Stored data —
▶
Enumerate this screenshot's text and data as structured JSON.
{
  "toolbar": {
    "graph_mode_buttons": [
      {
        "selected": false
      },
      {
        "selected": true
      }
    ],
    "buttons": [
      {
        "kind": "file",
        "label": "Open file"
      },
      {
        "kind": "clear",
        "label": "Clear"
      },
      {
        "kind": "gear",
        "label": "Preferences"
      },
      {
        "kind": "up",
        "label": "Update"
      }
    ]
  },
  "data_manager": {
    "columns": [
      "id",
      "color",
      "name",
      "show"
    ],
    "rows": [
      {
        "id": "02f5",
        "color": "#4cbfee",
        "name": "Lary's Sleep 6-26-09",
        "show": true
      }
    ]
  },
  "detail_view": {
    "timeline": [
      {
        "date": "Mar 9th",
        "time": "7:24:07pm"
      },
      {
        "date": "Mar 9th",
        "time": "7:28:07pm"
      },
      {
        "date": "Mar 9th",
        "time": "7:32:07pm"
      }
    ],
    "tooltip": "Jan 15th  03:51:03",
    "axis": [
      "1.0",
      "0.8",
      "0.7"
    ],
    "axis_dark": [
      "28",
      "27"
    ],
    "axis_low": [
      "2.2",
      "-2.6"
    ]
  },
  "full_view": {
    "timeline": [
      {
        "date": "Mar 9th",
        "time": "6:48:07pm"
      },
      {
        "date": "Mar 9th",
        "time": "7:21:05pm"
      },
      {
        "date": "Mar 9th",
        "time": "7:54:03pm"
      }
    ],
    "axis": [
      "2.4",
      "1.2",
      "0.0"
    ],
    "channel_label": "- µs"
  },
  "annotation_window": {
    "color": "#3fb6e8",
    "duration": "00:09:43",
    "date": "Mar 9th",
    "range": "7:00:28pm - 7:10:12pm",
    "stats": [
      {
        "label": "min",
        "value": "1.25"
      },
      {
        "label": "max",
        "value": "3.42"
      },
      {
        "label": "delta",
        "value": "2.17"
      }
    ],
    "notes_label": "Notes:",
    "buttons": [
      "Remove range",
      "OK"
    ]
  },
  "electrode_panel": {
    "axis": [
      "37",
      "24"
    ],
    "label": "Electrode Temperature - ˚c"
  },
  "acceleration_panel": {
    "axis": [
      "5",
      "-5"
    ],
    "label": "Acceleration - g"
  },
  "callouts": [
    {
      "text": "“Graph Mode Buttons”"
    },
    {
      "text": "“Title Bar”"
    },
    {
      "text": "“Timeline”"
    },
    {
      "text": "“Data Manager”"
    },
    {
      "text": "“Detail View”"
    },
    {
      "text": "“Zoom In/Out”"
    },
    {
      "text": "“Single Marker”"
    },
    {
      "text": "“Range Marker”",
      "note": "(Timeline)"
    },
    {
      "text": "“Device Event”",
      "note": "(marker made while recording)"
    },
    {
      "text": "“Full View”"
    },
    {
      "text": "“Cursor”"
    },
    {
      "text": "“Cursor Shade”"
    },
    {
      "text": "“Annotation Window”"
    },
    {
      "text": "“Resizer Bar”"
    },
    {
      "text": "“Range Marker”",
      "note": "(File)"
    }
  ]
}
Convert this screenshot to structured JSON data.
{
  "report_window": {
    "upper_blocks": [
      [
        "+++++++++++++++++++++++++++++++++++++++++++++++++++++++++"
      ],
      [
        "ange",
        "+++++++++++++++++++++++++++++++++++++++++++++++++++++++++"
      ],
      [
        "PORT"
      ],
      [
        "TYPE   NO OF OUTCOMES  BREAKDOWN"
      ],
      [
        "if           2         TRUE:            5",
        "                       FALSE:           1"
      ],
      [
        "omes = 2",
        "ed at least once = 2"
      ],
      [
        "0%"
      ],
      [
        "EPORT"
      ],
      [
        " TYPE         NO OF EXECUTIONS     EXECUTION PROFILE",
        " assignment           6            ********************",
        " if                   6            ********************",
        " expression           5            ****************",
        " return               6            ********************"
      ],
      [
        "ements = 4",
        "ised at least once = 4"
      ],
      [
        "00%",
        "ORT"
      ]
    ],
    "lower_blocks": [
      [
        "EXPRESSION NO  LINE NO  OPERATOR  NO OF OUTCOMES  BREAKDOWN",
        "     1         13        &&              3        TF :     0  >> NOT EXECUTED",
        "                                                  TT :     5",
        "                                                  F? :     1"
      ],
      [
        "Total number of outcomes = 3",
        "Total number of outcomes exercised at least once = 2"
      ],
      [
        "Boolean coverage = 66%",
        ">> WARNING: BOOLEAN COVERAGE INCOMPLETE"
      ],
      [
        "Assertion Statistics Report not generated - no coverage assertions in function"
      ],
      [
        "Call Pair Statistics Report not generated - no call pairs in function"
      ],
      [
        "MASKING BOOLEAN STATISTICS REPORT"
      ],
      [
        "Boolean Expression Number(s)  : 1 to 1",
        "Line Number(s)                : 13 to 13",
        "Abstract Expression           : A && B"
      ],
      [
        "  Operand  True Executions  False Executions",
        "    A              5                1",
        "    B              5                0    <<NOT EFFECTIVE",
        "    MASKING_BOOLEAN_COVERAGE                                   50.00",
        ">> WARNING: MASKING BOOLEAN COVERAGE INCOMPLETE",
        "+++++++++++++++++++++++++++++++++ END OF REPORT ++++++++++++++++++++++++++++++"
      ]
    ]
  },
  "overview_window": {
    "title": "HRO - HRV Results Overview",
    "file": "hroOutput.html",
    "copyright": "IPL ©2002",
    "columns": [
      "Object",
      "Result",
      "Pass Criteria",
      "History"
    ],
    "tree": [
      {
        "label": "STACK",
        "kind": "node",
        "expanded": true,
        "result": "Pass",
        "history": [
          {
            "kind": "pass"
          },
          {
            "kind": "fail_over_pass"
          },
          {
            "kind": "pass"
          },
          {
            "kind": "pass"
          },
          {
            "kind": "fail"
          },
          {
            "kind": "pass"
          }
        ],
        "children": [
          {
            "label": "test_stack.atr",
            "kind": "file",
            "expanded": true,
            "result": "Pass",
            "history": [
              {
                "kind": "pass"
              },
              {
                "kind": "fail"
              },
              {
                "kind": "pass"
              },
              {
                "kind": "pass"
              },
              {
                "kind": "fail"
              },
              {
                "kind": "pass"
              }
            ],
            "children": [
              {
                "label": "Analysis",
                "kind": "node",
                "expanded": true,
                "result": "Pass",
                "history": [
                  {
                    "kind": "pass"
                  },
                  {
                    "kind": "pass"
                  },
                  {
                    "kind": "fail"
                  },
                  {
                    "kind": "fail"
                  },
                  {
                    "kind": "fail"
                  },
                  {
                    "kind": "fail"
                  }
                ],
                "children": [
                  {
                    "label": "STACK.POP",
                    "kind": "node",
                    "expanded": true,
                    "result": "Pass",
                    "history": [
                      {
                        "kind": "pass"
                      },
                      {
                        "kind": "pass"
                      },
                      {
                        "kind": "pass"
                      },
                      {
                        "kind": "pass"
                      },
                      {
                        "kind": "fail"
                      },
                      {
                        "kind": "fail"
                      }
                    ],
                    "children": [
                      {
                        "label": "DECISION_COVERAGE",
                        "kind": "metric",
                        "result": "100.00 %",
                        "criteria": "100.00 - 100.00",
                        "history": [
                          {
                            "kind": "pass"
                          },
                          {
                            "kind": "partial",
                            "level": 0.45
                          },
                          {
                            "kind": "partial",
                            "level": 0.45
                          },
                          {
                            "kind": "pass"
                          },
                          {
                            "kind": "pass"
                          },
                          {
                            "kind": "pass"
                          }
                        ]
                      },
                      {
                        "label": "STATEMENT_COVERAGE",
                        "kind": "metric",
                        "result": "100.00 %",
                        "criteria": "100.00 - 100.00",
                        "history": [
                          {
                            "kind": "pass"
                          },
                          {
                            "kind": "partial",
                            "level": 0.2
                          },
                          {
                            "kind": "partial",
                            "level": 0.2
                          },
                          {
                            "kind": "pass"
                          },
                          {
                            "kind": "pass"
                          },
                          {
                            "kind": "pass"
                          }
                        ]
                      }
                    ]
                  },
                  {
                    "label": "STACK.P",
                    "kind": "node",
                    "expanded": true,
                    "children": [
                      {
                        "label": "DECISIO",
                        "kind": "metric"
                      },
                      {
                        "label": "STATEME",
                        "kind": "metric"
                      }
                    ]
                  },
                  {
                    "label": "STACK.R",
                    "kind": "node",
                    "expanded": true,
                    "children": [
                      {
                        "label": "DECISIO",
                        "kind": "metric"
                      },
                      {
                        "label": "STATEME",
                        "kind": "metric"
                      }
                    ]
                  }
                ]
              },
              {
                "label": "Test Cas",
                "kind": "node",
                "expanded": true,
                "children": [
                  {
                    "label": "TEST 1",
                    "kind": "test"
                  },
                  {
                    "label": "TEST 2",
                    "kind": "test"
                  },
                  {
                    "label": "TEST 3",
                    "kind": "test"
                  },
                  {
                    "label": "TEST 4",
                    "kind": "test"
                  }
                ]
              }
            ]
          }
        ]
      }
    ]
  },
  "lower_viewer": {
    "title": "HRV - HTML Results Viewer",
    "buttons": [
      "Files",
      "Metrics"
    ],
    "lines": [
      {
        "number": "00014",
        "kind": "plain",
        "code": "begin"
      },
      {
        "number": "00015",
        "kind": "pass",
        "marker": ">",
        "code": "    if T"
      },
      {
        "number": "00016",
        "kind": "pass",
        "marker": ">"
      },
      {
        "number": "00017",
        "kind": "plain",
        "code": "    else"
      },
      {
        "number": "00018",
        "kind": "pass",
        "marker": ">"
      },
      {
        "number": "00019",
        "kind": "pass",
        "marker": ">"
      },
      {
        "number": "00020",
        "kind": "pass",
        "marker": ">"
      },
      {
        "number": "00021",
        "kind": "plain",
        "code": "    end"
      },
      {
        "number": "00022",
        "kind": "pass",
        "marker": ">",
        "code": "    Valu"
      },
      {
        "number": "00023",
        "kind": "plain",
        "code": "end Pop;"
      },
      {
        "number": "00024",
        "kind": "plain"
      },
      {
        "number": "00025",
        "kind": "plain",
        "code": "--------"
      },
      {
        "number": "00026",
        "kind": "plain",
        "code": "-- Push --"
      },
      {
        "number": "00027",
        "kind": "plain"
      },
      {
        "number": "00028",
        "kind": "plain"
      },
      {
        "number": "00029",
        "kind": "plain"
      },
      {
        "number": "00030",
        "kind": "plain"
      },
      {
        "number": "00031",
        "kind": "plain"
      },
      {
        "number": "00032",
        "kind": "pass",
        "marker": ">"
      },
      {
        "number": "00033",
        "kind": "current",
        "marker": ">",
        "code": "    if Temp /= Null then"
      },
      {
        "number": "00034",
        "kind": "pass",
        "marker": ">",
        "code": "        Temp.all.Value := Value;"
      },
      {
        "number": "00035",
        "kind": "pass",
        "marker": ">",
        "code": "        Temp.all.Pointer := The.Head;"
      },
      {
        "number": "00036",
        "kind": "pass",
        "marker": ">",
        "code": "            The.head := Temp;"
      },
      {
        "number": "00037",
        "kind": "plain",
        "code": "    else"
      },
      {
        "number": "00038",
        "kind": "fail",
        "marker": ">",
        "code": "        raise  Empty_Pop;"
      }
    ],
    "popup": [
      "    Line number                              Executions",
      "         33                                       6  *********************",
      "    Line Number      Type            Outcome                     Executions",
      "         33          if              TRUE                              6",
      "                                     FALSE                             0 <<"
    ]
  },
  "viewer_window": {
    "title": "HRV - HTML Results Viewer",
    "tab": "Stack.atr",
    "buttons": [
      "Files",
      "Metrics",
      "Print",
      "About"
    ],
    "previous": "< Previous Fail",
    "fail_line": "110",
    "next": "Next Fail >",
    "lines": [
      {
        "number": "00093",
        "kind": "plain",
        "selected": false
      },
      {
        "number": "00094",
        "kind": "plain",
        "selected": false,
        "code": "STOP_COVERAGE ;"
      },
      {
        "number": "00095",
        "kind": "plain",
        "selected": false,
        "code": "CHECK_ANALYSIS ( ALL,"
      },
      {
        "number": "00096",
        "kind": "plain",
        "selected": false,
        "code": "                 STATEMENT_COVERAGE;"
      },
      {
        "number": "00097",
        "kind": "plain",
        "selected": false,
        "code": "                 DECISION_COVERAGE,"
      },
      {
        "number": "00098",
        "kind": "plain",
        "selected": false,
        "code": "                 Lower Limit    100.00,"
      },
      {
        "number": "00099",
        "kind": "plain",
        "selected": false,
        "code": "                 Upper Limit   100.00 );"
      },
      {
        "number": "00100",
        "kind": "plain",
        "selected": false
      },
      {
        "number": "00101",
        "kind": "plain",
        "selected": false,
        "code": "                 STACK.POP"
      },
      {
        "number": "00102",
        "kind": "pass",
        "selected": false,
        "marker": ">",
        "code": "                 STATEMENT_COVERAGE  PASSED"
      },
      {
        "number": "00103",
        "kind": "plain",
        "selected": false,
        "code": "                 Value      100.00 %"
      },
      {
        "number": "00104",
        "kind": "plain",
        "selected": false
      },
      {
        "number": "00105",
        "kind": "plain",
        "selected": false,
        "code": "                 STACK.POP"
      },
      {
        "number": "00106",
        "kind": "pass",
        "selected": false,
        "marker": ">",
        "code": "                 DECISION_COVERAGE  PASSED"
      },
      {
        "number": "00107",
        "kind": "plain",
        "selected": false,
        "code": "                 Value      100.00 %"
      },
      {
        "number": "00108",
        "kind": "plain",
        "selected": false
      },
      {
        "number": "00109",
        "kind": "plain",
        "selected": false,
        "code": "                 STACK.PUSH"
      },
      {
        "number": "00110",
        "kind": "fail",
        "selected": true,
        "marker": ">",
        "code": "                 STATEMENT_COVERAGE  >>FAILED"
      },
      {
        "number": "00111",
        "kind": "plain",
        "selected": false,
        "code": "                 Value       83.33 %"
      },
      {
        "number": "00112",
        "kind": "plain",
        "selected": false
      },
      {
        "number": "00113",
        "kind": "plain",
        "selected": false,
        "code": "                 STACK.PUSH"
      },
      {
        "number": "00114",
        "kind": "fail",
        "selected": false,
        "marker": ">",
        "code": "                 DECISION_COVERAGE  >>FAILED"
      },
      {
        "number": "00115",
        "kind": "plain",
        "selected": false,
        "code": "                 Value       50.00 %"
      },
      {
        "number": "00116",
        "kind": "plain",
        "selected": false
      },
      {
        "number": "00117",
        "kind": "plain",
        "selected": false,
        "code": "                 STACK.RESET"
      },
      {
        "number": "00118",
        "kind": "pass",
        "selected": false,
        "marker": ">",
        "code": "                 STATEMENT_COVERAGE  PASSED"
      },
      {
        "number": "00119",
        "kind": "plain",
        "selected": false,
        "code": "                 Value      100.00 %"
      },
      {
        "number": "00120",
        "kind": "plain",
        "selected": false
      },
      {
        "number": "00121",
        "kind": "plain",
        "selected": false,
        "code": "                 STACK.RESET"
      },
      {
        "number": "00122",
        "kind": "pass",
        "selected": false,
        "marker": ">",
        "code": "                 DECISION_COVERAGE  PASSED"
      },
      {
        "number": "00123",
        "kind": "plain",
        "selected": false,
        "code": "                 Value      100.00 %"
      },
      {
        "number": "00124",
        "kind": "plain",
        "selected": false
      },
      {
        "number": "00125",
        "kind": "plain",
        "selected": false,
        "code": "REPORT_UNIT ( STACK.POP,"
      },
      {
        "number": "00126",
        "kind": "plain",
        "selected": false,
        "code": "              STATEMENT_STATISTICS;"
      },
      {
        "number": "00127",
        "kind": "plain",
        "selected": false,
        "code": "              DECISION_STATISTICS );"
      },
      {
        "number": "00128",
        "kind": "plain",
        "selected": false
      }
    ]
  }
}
◀
Aim of the task —
Go through the listing above and locate each line that holds the word "this". Copy those lines.

Full answer —
Enumerate this screenshot's text and data as structured JSON.
Convert this screenshot to structured JSON data.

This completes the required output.